───── Entries provided
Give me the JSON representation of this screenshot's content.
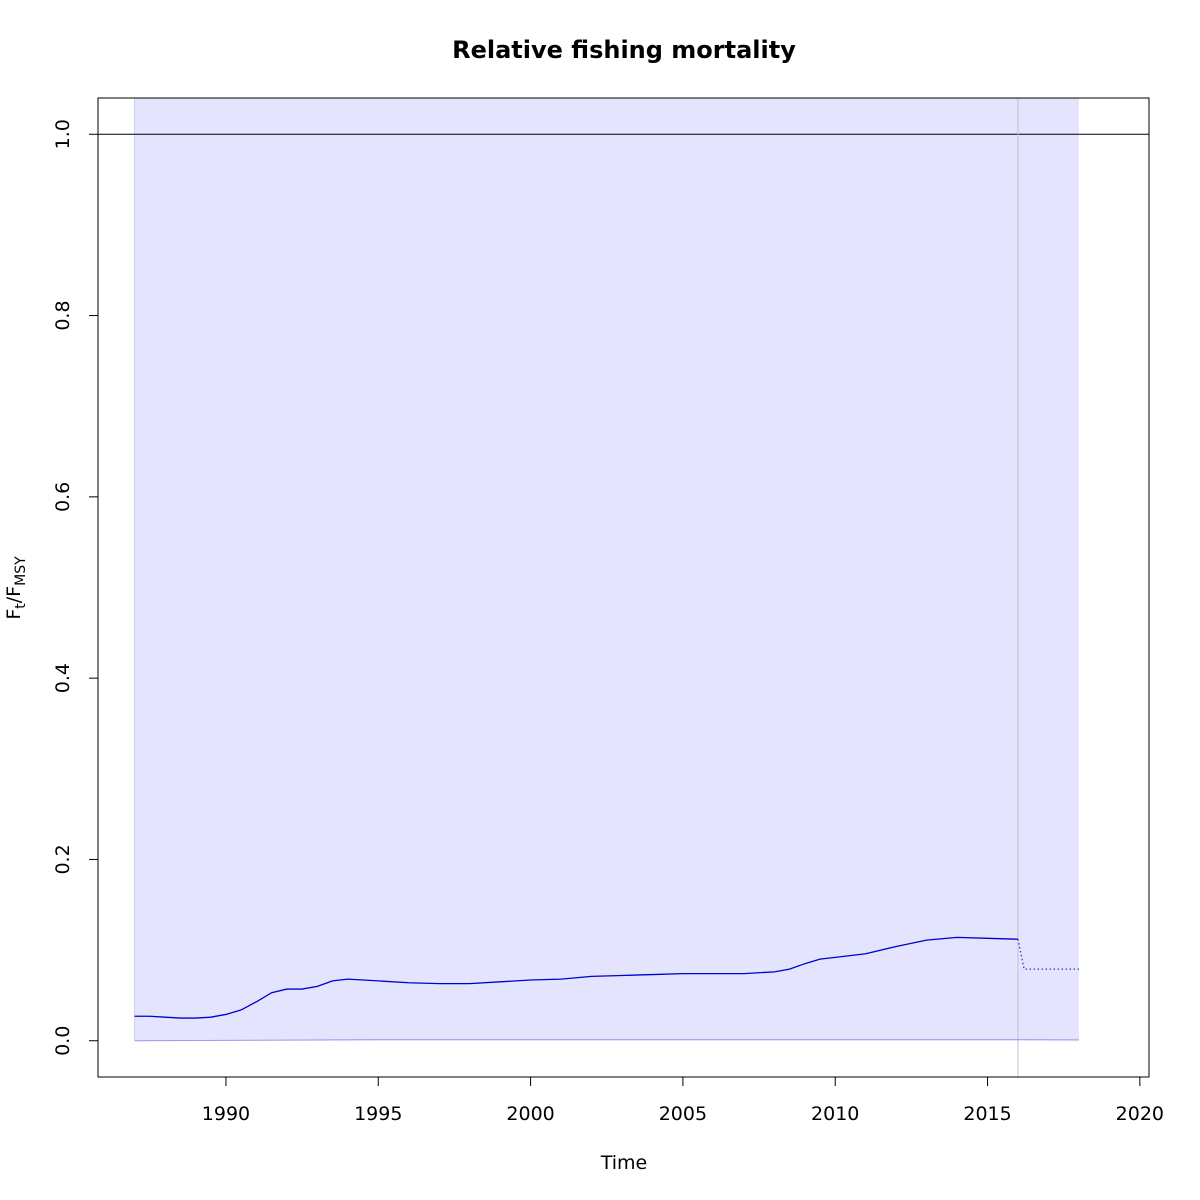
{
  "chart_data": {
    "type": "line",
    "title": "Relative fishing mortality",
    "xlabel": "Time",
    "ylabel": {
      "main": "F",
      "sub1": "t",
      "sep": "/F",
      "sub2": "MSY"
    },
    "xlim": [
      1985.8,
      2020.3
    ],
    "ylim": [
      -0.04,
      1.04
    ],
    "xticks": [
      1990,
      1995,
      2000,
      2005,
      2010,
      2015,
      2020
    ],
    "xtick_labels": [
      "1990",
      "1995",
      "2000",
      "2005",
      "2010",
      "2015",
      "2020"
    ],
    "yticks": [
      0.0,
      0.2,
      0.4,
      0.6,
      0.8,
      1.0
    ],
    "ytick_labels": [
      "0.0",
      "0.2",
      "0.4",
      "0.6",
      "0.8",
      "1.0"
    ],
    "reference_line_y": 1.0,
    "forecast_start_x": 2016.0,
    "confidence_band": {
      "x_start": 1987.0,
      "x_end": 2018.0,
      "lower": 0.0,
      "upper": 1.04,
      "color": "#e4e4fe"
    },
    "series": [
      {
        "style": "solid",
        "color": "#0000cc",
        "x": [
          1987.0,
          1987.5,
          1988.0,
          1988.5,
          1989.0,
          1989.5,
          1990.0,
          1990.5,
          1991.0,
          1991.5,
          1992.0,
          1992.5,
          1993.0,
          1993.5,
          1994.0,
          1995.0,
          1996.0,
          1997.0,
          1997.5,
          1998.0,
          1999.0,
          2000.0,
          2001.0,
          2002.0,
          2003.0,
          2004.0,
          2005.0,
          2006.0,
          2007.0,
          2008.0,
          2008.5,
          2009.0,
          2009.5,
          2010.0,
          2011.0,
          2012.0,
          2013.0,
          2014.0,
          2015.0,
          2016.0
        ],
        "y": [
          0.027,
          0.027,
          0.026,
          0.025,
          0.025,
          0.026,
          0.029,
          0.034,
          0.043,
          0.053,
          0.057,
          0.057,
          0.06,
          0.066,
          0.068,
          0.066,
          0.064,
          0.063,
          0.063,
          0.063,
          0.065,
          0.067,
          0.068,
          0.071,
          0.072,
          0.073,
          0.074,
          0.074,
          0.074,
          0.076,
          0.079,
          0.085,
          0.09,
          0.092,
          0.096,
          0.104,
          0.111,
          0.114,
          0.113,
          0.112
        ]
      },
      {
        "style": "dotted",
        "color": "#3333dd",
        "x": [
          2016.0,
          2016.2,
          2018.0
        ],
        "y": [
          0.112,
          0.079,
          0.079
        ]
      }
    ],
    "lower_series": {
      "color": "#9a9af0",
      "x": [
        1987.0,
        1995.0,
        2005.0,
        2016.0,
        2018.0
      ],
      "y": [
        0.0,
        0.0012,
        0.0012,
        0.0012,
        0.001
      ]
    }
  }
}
──────────
▸ Work instructions: List every line above containing the word "color".

▸ Answer:
      "color": "#e4e4fe"
        "color": "#0000cc",
        "color": "#3333dd",
      "color": "#9a9af0",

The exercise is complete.